> _EXERCISE REQUIREMENTS_:
Extract the complete data exactly as given.

[Collected data entries]
########################################

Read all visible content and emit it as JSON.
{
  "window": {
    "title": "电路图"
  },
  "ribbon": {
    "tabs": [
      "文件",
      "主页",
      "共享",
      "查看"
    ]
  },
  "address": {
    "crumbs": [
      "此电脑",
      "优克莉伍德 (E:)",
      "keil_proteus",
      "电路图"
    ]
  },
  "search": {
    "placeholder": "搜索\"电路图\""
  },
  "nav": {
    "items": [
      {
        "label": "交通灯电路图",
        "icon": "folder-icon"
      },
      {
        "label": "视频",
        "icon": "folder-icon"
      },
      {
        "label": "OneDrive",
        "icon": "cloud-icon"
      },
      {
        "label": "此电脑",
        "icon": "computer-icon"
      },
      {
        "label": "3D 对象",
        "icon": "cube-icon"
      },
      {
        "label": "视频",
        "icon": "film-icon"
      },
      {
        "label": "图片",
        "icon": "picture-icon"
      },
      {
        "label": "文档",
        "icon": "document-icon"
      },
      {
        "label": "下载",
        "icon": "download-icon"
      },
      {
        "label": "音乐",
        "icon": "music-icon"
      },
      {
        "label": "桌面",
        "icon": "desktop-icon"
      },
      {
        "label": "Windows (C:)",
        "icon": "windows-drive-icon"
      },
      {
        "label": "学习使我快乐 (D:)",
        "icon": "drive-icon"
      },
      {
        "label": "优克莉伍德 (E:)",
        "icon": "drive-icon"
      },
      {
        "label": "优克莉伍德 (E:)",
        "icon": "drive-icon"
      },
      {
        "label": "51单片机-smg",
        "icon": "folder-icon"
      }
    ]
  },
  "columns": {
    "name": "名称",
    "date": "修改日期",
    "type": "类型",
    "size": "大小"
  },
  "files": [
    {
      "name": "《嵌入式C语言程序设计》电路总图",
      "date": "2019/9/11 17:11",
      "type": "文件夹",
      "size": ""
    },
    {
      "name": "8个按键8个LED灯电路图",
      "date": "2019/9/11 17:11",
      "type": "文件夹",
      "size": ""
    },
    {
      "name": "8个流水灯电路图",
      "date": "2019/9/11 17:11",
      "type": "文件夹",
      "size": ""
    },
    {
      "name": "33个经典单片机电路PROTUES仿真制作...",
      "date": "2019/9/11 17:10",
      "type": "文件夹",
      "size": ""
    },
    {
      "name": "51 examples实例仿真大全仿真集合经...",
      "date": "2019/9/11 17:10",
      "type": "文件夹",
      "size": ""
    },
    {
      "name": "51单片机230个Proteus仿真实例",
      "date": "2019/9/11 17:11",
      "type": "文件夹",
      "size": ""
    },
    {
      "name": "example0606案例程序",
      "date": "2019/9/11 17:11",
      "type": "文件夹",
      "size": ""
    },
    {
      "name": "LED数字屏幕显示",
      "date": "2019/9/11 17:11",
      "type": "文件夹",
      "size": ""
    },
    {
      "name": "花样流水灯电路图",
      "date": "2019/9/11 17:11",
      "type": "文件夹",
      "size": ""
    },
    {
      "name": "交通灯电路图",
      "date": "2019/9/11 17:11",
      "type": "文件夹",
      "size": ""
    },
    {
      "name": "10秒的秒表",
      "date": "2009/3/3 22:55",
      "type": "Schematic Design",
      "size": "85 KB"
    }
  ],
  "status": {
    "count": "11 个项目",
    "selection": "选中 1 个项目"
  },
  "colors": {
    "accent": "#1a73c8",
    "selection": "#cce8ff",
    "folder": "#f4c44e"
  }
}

########################################

> _CORRECT RESPONSE_:
Read all visible content and emit it as JSON.
{
  "window": {
    "title": "电路图"
  },
  "ribbon": {
    "tabs": [
      "文件",
      "主页",
      "共享",
      "查看"
    ]
  },
  "address": {
    "crumbs": [
      "此电脑",
      "优克莉伍德 (E:)",
      "keil_proteus",
      "电路图"
    ]
  },
  "search": {
    "placeholder": "搜索\"电路图\""
  },
  "nav": {
    "items": [
      {
        "label": "交通灯电路图",
        "icon": "folder-icon"
      },
      {
        "label": "视频",
        "icon": "folder-icon"
      },
      {
        "label": "OneDrive",
        "icon": "cloud-icon"
      },
      {
        "label": "此电脑",
        "icon": "computer-icon"
      },
      {
        "label": "3D 对象",
        "icon": "cube-icon"
      },
      {
        "label": "视频",
        "icon": "film-icon"
      },
      {
        "label": "图片",
        "icon": "picture-icon"
      },
      {
        "label": "文档",
        "icon": "document-icon"
      },
      {
        "label": "下载",
        "icon": "download-icon"
      },
      {
        "label": "音乐",
        "icon": "music-icon"
      },
      {
        "label": "桌面",
        "icon": "desktop-icon"
      },
      {
        "label": "Windows (C:)",
        "icon": "windows-drive-icon"
      },
      {
        "label": "学习使我快乐 (D:)",
        "icon": "drive-icon"
      },
      {
        "label": "优克莉伍德 (E:)",
        "icon": "drive-icon"
      },
      {
        "label": "优克莉伍德 (E:)",
        "icon": "drive-icon"
      },
      {
        "label": "51单片机-smg",
        "icon": "folder-icon"
      }
    ]
  },
  "columns": {
    "name": "名称",
    "date": "修改日期",
    "type": "类型",
    "size": "大小"
  },
  "files": [
    {
      "name": "《嵌入式C语言程序设计》电路总图",
      "date": "2019/9/11 17:11",
      "type": "文件夹",
      "size": ""
    },
    {
      "name": "8个按键8个LED灯电路图",
      "date": "2019/9/11 17:11",
      "type": "文件夹",
      "size": ""
    },
    {
      "name": "8个流水灯电路图",
      "date": "2019/9/11 17:11",
      "type": "文件夹",
      "size": ""
    },
    {
      "name": "33个经典单片机电路PROTUES仿真制作...",
      "date": "2019/9/11 17:10",
      "type": "文件夹",
      "size": ""
    },
    {
      "name": "51 examples实例仿真大全仿真集合经...",
      "date": "2019/9/11 17:10",
      "type": "文件夹",
      "size": ""
    },
    {
      "name": "51单片机230个Proteus仿真实例",
      "date": "2019/9/11 17:11",
      "type": "文件夹",
      "size": ""
    },
    {
      "name": "example0606案例程序",
      "date": "2019/9/11 17:11",
      "type": "文件夹",
      "size": ""
    },
    {
      "name": "LED数字屏幕显示",
      "date": "2019/9/11 17:11",
      "type": "文件夹",
      "size": ""
    },
    {
      "name": "花样流水灯电路图",
      "date": "2019/9/11 17:11",
      "type": "文件夹",
      "size": ""
    },
    {
      "name": "交通灯电路图",
      "date": "2019/9/11 17:11",
      "type": "文件夹",
      "size": ""
    },
    {
      "name": "10秒的秒表",
      "date": "2009/3/3 22:55",
      "type": "Schematic Design",
      "size": "85 KB"
    }
  ],
  "status": {
    "count": "11 个项目",
    "selection": "选中 1 个项目"
  },
  "colors": {
    "accent": "#1a73c8",
    "selection": "#cce8ff",
    "folder": "#f4c44e"
  }
}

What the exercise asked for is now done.